PROVIDED ENTRIES:
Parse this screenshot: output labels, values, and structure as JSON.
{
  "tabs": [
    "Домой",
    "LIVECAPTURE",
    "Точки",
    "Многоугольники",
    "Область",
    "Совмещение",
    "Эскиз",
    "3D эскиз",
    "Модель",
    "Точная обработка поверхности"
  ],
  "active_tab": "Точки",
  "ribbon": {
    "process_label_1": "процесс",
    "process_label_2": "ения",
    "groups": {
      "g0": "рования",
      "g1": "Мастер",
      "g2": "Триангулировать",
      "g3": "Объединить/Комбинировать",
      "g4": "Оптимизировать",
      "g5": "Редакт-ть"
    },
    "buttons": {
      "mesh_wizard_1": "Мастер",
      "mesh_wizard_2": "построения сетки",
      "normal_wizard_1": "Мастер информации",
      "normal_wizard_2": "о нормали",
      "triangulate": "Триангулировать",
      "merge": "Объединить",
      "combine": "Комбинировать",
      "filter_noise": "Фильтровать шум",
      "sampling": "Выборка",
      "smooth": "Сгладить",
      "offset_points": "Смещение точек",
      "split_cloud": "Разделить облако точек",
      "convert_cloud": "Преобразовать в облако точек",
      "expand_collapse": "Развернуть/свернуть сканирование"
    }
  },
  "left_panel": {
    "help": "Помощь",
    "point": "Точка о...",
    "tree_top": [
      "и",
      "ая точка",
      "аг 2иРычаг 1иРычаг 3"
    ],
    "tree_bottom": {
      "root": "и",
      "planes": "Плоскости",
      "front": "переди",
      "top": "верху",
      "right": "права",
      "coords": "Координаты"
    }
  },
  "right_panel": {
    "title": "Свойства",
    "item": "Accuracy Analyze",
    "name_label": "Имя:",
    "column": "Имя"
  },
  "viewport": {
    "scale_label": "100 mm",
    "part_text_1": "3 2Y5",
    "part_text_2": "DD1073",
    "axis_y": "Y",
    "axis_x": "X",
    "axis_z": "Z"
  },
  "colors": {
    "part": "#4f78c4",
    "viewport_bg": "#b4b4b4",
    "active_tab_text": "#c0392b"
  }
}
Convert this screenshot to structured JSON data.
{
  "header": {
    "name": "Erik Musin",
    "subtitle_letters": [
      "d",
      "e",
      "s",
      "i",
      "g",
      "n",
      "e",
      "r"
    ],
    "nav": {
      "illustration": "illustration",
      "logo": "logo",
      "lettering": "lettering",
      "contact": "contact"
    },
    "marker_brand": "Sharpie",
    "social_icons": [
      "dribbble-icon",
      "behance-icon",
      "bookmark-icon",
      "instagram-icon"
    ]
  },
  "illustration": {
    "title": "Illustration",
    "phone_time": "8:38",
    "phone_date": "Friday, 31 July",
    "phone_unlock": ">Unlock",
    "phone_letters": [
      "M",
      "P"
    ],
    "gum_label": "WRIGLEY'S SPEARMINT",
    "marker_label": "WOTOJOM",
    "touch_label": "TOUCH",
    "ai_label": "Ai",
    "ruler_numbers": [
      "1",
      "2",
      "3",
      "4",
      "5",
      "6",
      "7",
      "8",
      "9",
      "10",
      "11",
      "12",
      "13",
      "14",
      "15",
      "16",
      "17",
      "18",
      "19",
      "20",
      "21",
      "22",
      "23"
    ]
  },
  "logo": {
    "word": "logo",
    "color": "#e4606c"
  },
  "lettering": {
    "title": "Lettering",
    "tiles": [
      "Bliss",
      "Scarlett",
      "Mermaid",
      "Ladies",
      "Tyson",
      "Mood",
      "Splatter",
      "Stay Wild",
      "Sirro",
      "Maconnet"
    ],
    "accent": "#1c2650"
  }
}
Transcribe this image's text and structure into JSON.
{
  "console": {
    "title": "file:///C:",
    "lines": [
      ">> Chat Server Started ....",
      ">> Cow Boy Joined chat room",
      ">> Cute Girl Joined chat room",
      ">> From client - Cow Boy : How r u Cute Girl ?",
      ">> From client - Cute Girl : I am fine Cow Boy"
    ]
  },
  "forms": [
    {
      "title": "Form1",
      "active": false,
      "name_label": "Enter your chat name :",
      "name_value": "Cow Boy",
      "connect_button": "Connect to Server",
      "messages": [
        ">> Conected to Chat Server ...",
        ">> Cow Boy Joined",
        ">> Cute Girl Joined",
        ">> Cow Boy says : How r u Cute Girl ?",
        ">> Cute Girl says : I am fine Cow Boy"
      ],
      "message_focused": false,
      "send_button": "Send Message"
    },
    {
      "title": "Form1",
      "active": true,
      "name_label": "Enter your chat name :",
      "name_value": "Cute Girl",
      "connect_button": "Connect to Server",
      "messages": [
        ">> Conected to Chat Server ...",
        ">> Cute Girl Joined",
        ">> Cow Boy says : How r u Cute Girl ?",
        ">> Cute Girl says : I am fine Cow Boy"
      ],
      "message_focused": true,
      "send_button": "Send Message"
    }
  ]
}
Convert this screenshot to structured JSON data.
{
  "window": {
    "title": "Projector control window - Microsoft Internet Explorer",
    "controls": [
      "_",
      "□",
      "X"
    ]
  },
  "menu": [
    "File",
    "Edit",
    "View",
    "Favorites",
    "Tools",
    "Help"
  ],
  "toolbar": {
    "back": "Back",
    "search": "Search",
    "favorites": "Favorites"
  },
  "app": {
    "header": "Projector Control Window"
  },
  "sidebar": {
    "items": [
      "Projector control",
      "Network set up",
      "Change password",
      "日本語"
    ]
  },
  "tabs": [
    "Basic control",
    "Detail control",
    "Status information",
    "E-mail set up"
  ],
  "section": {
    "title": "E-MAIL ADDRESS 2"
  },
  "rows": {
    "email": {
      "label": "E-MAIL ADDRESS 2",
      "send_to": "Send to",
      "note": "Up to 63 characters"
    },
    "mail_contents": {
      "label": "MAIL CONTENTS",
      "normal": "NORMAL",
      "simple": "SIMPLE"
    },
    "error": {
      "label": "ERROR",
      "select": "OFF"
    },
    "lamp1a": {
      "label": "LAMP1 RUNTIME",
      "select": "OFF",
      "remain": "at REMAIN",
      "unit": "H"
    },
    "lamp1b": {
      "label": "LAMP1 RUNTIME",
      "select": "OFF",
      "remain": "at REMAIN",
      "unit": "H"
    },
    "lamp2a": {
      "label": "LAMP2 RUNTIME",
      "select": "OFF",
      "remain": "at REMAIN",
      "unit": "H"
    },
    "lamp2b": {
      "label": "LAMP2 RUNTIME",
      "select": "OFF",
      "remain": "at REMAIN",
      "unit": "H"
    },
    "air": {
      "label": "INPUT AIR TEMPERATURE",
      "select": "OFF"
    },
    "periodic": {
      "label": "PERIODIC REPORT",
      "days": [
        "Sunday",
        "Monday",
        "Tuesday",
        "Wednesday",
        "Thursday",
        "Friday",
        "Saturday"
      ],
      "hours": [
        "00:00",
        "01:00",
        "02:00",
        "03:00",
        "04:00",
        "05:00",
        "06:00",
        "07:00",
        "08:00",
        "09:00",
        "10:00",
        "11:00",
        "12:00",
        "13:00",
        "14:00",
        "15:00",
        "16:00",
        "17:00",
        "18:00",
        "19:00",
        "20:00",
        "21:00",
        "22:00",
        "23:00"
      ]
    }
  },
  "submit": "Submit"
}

YOUR OBJECTIVE:
Reproduce every line above without error.

THE SOLUTION:
Parse this screenshot: output labels, values, and structure as JSON.
{
  "tabs": [
    "Домой",
    "LIVECAPTURE",
    "Точки",
    "Многоугольники",
    "Область",
    "Совмещение",
    "Эскиз",
    "3D эскиз",
    "Модель",
    "Точная обработка поверхности"
  ],
  "active_tab": "Точки",
  "ribbon": {
    "process_label_1": "процесс",
    "process_label_2": "ения",
    "groups": {
      "g0": "рования",
      "g1": "Мастер",
      "g2": "Триангулировать",
      "g3": "Объединить/Комбинировать",
      "g4": "Оптимизировать",
      "g5": "Редакт-ть"
    },
    "buttons": {
      "mesh_wizard_1": "Мастер",
      "mesh_wizard_2": "построения сетки",
      "normal_wizard_1": "Мастер информации",
      "normal_wizard_2": "о нормали",
      "triangulate": "Триангулировать",
      "merge": "Объединить",
      "combine": "Комбинировать",
      "filter_noise": "Фильтровать шум",
      "sampling": "Выборка",
      "smooth": "Сгладить",
      "offset_points": "Смещение точек",
      "split_cloud": "Разделить облако точек",
      "convert_cloud": "Преобразовать в облако точек",
      "expand_collapse": "Развернуть/свернуть сканирование"
    }
  },
  "left_panel": {
    "help": "Помощь",
    "point": "Точка о...",
    "tree_top": [
      "и",
      "ая точка",
      "аг 2иРычаг 1иРычаг 3"
    ],
    "tree_bottom": {
      "root": "и",
      "planes": "Плоскости",
      "front": "переди",
      "top": "верху",
      "right": "права",
      "coords": "Координаты"
    }
  },
  "right_panel": {
    "title": "Свойства",
    "item": "Accuracy Analyze",
    "name_label": "Имя:",
    "column": "Имя"
  },
  "viewport": {
    "scale_label": "100 mm",
    "part_text_1": "3 2Y5",
    "part_text_2": "DD1073",
    "axis_y": "Y",
    "axis_x": "X",
    "axis_z": "Z"
  },
  "colors": {
    "part": "#4f78c4",
    "viewport_bg": "#b4b4b4",
    "active_tab_text": "#c0392b"
  }
}
Convert this screenshot to structured JSON data.
{
  "header": {
    "name": "Erik Musin",
    "subtitle_letters": [
      "d",
      "e",
      "s",
      "i",
      "g",
      "n",
      "e",
      "r"
    ],
    "nav": {
      "illustration": "illustration",
      "logo": "logo",
      "lettering": "lettering",
      "contact": "contact"
    },
    "marker_brand": "Sharpie",
    "social_icons": [
      "dribbble-icon",
      "behance-icon",
      "bookmark-icon",
      "instagram-icon"
    ]
  },
  "illustration": {
    "title": "Illustration",
    "phone_time": "8:38",
    "phone_date": "Friday, 31 July",
    "phone_unlock": ">Unlock",
    "phone_letters": [
      "M",
      "P"
    ],
    "gum_label": "WRIGLEY'S SPEARMINT",
    "marker_label": "WOTOJOM",
    "touch_label": "TOUCH",
    "ai_label": "Ai",
    "ruler_numbers": [
      "1",
      "2",
      "3",
      "4",
      "5",
      "6",
      "7",
      "8",
      "9",
      "10",
      "11",
      "12",
      "13",
      "14",
      "15",
      "16",
      "17",
      "18",
      "19",
      "20",
      "21",
      "22",
      "23"
    ]
  },
  "logo": {
    "word": "logo",
    "color": "#e4606c"
  },
  "lettering": {
    "title": "Lettering",
    "tiles": [
      "Bliss",
      "Scarlett",
      "Mermaid",
      "Ladies",
      "Tyson",
      "Mood",
      "Splatter",
      "Stay Wild",
      "Sirro",
      "Maconnet"
    ],
    "accent": "#1c2650"
  }
}
Transcribe this image's text and structure into JSON.
{
  "console": {
    "title": "file:///C:",
    "lines": [
      ">> Chat Server Started ....",
      ">> Cow Boy Joined chat room",
      ">> Cute Girl Joined chat room",
      ">> From client - Cow Boy : How r u Cute Girl ?",
      ">> From client - Cute Girl : I am fine Cow Boy"
    ]
  },
  "forms": [
    {
      "title": "Form1",
      "active": false,
      "name_label": "Enter your chat name :",
      "name_value": "Cow Boy",
      "connect_button": "Connect to Server",
      "messages": [
        ">> Conected to Chat Server ...",
        ">> Cow Boy Joined",
        ">> Cute Girl Joined",
        ">> Cow Boy says : How r u Cute Girl ?",
        ">> Cute Girl says : I am fine Cow Boy"
      ],
      "message_focused": false,
      "send_button": "Send Message"
    },
    {
      "title": "Form1",
      "active": true,
      "name_label": "Enter your chat name :",
      "name_value": "Cute Girl",
      "connect_button": "Connect to Server",
      "messages": [
        ">> Conected to Chat Server ...",
        ">> Cute Girl Joined",
        ">> Cow Boy says : How r u Cute Girl ?",
        ">> Cute Girl says : I am fine Cow Boy"
      ],
      "message_focused": true,
      "send_button": "Send Message"
    }
  ]
}
Convert this screenshot to structured JSON data.
{
  "window": {
    "title": "Projector control window - Microsoft Internet Explorer",
    "controls": [
      "_",
      "□",
      "X"
    ]
  },
  "menu": [
    "File",
    "Edit",
    "View",
    "Favorites",
    "Tools",
    "Help"
  ],
  "toolbar": {
    "back": "Back",
    "search": "Search",
    "favorites": "Favorites"
  },
  "app": {
    "header": "Projector Control Window"
  },
  "sidebar": {
    "items": [
      "Projector control",
      "Network set up",
      "Change password",
      "日本語"
    ]
  },
  "tabs": [
    "Basic control",
    "Detail control",
    "Status information",
    "E-mail set up"
  ],
  "section": {
    "title": "E-MAIL ADDRESS 2"
  },
  "rows": {
    "email": {
      "label": "E-MAIL ADDRESS 2",
      "send_to": "Send to",
      "note": "Up to 63 characters"
    },
    "mail_contents": {
      "label": "MAIL CONTENTS",
      "normal": "NORMAL",
      "simple": "SIMPLE"
    },
    "error": {
      "label": "ERROR",
      "select": "OFF"
    },
    "lamp1a": {
      "label": "LAMP1 RUNTIME",
      "select": "OFF",
      "remain": "at REMAIN",
      "unit": "H"
    },
    "lamp1b": {
      "label": "LAMP1 RUNTIME",
      "select": "OFF",
      "remain": "at REMAIN",
      "unit": "H"
    },
    "lamp2a": {
      "label": "LAMP2 RUNTIME",
      "select": "OFF",
      "remain": "at REMAIN",
      "unit": "H"
    },
    "lamp2b": {
      "label": "LAMP2 RUNTIME",
      "select": "OFF",
      "remain": "at REMAIN",
      "unit": "H"
    },
    "air": {
      "label": "INPUT AIR TEMPERATURE",
      "select": "OFF"
    },
    "periodic": {
      "label": "PERIODIC REPORT",
      "days": [
        "Sunday",
        "Monday",
        "Tuesday",
        "Wednesday",
        "Thursday",
        "Friday",
        "Saturday"
      ],
      "hours": [
        "00:00",
        "01:00",
        "02:00",
        "03:00",
        "04:00",
        "05:00",
        "06:00",
        "07:00",
        "08:00",
        "09:00",
        "10:00",
        "11:00",
        "12:00",
        "13:00",
        "14:00",
        "15:00",
        "16:00",
        "17:00",
        "18:00",
        "19:00",
        "20:00",
        "21:00",
        "22:00",
        "23:00"
      ]
    }
  },
  "submit": "Submit"
}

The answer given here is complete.